# THE EXERCISE
From the listing that follows, output everything exactly except the pictures.

### RECORDS PROVIDED ###

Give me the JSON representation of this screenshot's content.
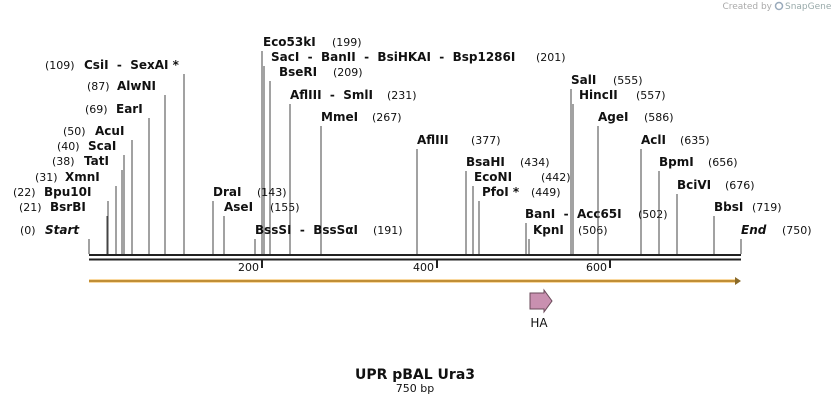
{
  "brand": {
    "prefix": "Created by",
    "name": "SnapGene"
  },
  "map": {
    "title": "UPR pBAL Ura3",
    "subtitle": "750 bp",
    "sites": [
      {
        "name": "Start",
        "position": "(0)"
      },
      {
        "name": "BsrBI",
        "position": "(21)"
      },
      {
        "name": "Bpu10I",
        "position": "(22)"
      },
      {
        "name": "XmnI",
        "position": "(31)"
      },
      {
        "name": "TatI",
        "position": "(38)"
      },
      {
        "name": "ScaI",
        "position": "(40)"
      },
      {
        "name": "AcuI",
        "position": "(50)"
      },
      {
        "name": "EarI",
        "position": "(69)"
      },
      {
        "name": "AlwNI",
        "position": "(87)"
      },
      {
        "name": "CsiI  -  SexAI *",
        "position": "(109)"
      },
      {
        "name": "Eco53kI",
        "position": "(199)"
      },
      {
        "name": "SacI  -  BanII  -  BsiHKAI  -  Bsp1286I",
        "position": "(201)"
      },
      {
        "name": "BseRI",
        "position": "(209)"
      },
      {
        "name": "AflIII  -  SmlI",
        "position": "(231)"
      },
      {
        "name": "MmeI",
        "position": "(267)"
      },
      {
        "name": "AflIII",
        "position": "(377)"
      },
      {
        "name": "BsaHI",
        "position": "(434)"
      },
      {
        "name": "EcoNI",
        "position": "(442)"
      },
      {
        "name": "PfoI *",
        "position": "(449)"
      },
      {
        "name": "DraI",
        "position": "(143)"
      },
      {
        "name": "AseI",
        "position": "(155)"
      },
      {
        "name": "BssSI  -  BssSαI",
        "position": "(191)"
      },
      {
        "name": "BanI  -  Acc65I",
        "position": "(502)"
      },
      {
        "name": "KpnI",
        "position": "(506)"
      },
      {
        "name": "SalI",
        "position": "(555)"
      },
      {
        "name": "HincII",
        "position": "(557)"
      },
      {
        "name": "AgeI",
        "position": "(586)"
      },
      {
        "name": "AclI",
        "position": "(635)"
      },
      {
        "name": "BpmI",
        "position": "(656)"
      },
      {
        "name": "BciVI",
        "position": "(676)"
      },
      {
        "name": "BbsI",
        "position": "(719)"
      },
      {
        "name": "End",
        "position": "(750)"
      }
    ],
    "ruler": [
      "200",
      "400",
      "600"
    ],
    "features": [
      {
        "label": "HA"
      }
    ]
  }
}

###

# ANSWER FOR THE TASK
Give me the JSON representation of this screenshot's content.
{
  "brand": {
    "prefix": "Created by",
    "name": "SnapGene"
  },
  "map": {
    "title": "UPR pBAL Ura3",
    "subtitle": "750 bp",
    "sites": [
      {
        "name": "Start",
        "position": "(0)"
      },
      {
        "name": "BsrBI",
        "position": "(21)"
      },
      {
        "name": "Bpu10I",
        "position": "(22)"
      },
      {
        "name": "XmnI",
        "position": "(31)"
      },
      {
        "name": "TatI",
        "position": "(38)"
      },
      {
        "name": "ScaI",
        "position": "(40)"
      },
      {
        "name": "AcuI",
        "position": "(50)"
      },
      {
        "name": "EarI",
        "position": "(69)"
      },
      {
        "name": "AlwNI",
        "position": "(87)"
      },
      {
        "name": "CsiI  -  SexAI *",
        "position": "(109)"
      },
      {
        "name": "Eco53kI",
        "position": "(199)"
      },
      {
        "name": "SacI  -  BanII  -  BsiHKAI  -  Bsp1286I",
        "position": "(201)"
      },
      {
        "name": "BseRI",
        "position": "(209)"
      },
      {
        "name": "AflIII  -  SmlI",
        "position": "(231)"
      },
      {
        "name": "MmeI",
        "position": "(267)"
      },
      {
        "name": "AflIII",
        "position": "(377)"
      },
      {
        "name": "BsaHI",
        "position": "(434)"
      },
      {
        "name": "EcoNI",
        "position": "(442)"
      },
      {
        "name": "PfoI *",
        "position": "(449)"
      },
      {
        "name": "DraI",
        "position": "(143)"
      },
      {
        "name": "AseI",
        "position": "(155)"
      },
      {
        "name": "BssSI  -  BssSαI",
        "position": "(191)"
      },
      {
        "name": "BanI  -  Acc65I",
        "position": "(502)"
      },
      {
        "name": "KpnI",
        "position": "(506)"
      },
      {
        "name": "SalI",
        "position": "(555)"
      },
      {
        "name": "HincII",
        "position": "(557)"
      },
      {
        "name": "AgeI",
        "position": "(586)"
      },
      {
        "name": "AclI",
        "position": "(635)"
      },
      {
        "name": "BpmI",
        "position": "(656)"
      },
      {
        "name": "BciVI",
        "position": "(676)"
      },
      {
        "name": "BbsI",
        "position": "(719)"
      },
      {
        "name": "End",
        "position": "(750)"
      }
    ],
    "ruler": [
      "200",
      "400",
      "600"
    ],
    "features": [
      {
        "label": "HA"
      }
    ]
  }
}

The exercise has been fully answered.